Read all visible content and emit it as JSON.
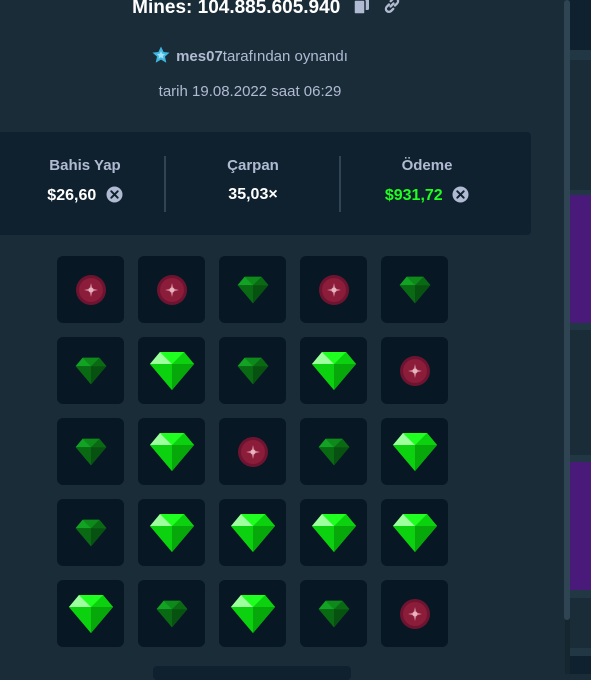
{
  "header": {
    "title": "Mines: 104.885.605.940",
    "copy_icon": "copy-icon",
    "link_icon": "link-icon"
  },
  "player": {
    "name": "mes07",
    "suffix": "tarafından oynandı",
    "icon": "star-badge-icon"
  },
  "date": "tarih 19.08.2022 saat 06:29",
  "stats": {
    "bet": {
      "label": "Bahis Yap",
      "value": "$26,60"
    },
    "multiplier": {
      "label": "Çarpan",
      "value": "35,03×"
    },
    "payout": {
      "label": "Ödeme",
      "value": "$931,72"
    }
  },
  "colors": {
    "background": "#1a2c38",
    "panel": "#0f212e",
    "tile": "#071824",
    "gem_bright": "#1fff20",
    "gem_dim": "#0e7a17",
    "mine": "#8b1c3a",
    "payout_text": "#1fff20",
    "side_accent": "#4a1a7a"
  },
  "board": {
    "legend": {
      "G": "revealed gem",
      "g": "unrevealed gem (dim)",
      "m": "mine (dim)"
    },
    "rows": [
      [
        "m",
        "m",
        "g",
        "m",
        "g"
      ],
      [
        "g",
        "G",
        "g",
        "G",
        "m"
      ],
      [
        "g",
        "G",
        "m",
        "g",
        "G"
      ],
      [
        "g",
        "G",
        "G",
        "G",
        "G"
      ],
      [
        "G",
        "g",
        "G",
        "g",
        "m"
      ]
    ]
  }
}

*WHAT IS NEEDED*
Quote the material word for word, dropping any images it holds.

*ANSWER TO THE TASK*
Read all visible content and emit it as JSON.
{
  "header": {
    "title": "Mines: 104.885.605.940",
    "copy_icon": "copy-icon",
    "link_icon": "link-icon"
  },
  "player": {
    "name": "mes07",
    "suffix": "tarafından oynandı",
    "icon": "star-badge-icon"
  },
  "date": "tarih 19.08.2022 saat 06:29",
  "stats": {
    "bet": {
      "label": "Bahis Yap",
      "value": "$26,60"
    },
    "multiplier": {
      "label": "Çarpan",
      "value": "35,03×"
    },
    "payout": {
      "label": "Ödeme",
      "value": "$931,72"
    }
  },
  "colors": {
    "background": "#1a2c38",
    "panel": "#0f212e",
    "tile": "#071824",
    "gem_bright": "#1fff20",
    "gem_dim": "#0e7a17",
    "mine": "#8b1c3a",
    "payout_text": "#1fff20",
    "side_accent": "#4a1a7a"
  },
  "board": {
    "legend": {
      "G": "revealed gem",
      "g": "unrevealed gem (dim)",
      "m": "mine (dim)"
    },
    "rows": [
      [
        "m",
        "m",
        "g",
        "m",
        "g"
      ],
      [
        "g",
        "G",
        "g",
        "G",
        "m"
      ],
      [
        "g",
        "G",
        "m",
        "g",
        "G"
      ],
      [
        "g",
        "G",
        "G",
        "G",
        "G"
      ],
      [
        "G",
        "g",
        "G",
        "g",
        "m"
      ]
    ]
  }
}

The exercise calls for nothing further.